Supplied data below:
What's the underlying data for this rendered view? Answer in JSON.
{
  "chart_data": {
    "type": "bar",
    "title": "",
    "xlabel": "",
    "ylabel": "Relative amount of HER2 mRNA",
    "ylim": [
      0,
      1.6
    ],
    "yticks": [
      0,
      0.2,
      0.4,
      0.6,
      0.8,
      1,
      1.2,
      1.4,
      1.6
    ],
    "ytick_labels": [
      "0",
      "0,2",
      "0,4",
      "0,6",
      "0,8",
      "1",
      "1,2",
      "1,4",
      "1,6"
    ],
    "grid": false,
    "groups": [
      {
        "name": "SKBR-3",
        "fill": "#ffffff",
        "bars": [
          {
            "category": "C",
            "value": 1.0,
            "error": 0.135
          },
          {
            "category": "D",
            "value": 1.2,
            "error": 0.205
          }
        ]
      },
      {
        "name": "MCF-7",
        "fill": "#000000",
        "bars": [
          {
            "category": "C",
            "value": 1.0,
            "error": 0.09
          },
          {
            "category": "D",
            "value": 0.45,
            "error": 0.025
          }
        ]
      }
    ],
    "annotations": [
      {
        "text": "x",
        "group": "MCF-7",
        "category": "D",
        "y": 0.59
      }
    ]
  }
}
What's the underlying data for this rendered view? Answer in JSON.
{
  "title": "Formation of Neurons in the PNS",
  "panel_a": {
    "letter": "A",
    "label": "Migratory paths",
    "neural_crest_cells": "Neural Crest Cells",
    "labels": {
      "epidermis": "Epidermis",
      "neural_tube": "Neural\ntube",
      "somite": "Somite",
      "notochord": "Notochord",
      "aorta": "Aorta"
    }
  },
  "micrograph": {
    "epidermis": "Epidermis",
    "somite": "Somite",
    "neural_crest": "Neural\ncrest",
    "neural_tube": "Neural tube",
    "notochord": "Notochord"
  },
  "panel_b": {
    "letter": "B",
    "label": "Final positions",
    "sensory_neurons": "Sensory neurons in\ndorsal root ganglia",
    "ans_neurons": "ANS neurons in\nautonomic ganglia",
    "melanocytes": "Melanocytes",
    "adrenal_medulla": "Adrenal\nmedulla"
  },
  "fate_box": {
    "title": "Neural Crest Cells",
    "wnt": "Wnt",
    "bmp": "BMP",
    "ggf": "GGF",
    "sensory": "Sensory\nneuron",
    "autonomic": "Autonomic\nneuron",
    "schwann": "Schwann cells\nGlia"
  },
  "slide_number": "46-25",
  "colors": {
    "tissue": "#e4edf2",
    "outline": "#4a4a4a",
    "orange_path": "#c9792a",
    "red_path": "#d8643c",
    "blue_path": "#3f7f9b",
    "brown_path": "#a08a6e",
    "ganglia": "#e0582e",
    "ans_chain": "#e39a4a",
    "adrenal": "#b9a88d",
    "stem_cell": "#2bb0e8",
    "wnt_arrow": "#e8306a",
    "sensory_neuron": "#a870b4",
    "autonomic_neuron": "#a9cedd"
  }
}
End of Supplied data.
_Work instructions_
For every record above, print an exact copy.

_Task result_
What's the underlying data for this rendered view? Answer in JSON.
{
  "chart_data": {
    "type": "bar",
    "title": "",
    "xlabel": "",
    "ylabel": "Relative amount of HER2 mRNA",
    "ylim": [
      0,
      1.6
    ],
    "yticks": [
      0,
      0.2,
      0.4,
      0.6,
      0.8,
      1,
      1.2,
      1.4,
      1.6
    ],
    "ytick_labels": [
      "0",
      "0,2",
      "0,4",
      "0,6",
      "0,8",
      "1",
      "1,2",
      "1,4",
      "1,6"
    ],
    "grid": false,
    "groups": [
      {
        "name": "SKBR-3",
        "fill": "#ffffff",
        "bars": [
          {
            "category": "C",
            "value": 1.0,
            "error": 0.135
          },
          {
            "category": "D",
            "value": 1.2,
            "error": 0.205
          }
        ]
      },
      {
        "name": "MCF-7",
        "fill": "#000000",
        "bars": [
          {
            "category": "C",
            "value": 1.0,
            "error": 0.09
          },
          {
            "category": "D",
            "value": 0.45,
            "error": 0.025
          }
        ]
      }
    ],
    "annotations": [
      {
        "text": "x",
        "group": "MCF-7",
        "category": "D",
        "y": 0.59
      }
    ]
  }
}
What's the underlying data for this rendered view? Answer in JSON.
{
  "title": "Formation of Neurons in the PNS",
  "panel_a": {
    "letter": "A",
    "label": "Migratory paths",
    "neural_crest_cells": "Neural Crest Cells",
    "labels": {
      "epidermis": "Epidermis",
      "neural_tube": "Neural\ntube",
      "somite": "Somite",
      "notochord": "Notochord",
      "aorta": "Aorta"
    }
  },
  "micrograph": {
    "epidermis": "Epidermis",
    "somite": "Somite",
    "neural_crest": "Neural\ncrest",
    "neural_tube": "Neural tube",
    "notochord": "Notochord"
  },
  "panel_b": {
    "letter": "B",
    "label": "Final positions",
    "sensory_neurons": "Sensory neurons in\ndorsal root ganglia",
    "ans_neurons": "ANS neurons in\nautonomic ganglia",
    "melanocytes": "Melanocytes",
    "adrenal_medulla": "Adrenal\nmedulla"
  },
  "fate_box": {
    "title": "Neural Crest Cells",
    "wnt": "Wnt",
    "bmp": "BMP",
    "ggf": "GGF",
    "sensory": "Sensory\nneuron",
    "autonomic": "Autonomic\nneuron",
    "schwann": "Schwann cells\nGlia"
  },
  "slide_number": "46-25",
  "colors": {
    "tissue": "#e4edf2",
    "outline": "#4a4a4a",
    "orange_path": "#c9792a",
    "red_path": "#d8643c",
    "blue_path": "#3f7f9b",
    "brown_path": "#a08a6e",
    "ganglia": "#e0582e",
    "ans_chain": "#e39a4a",
    "adrenal": "#b9a88d",
    "stem_cell": "#2bb0e8",
    "wnt_arrow": "#e8306a",
    "sensory_neuron": "#a870b4",
    "autonomic_neuron": "#a9cedd"
  }
}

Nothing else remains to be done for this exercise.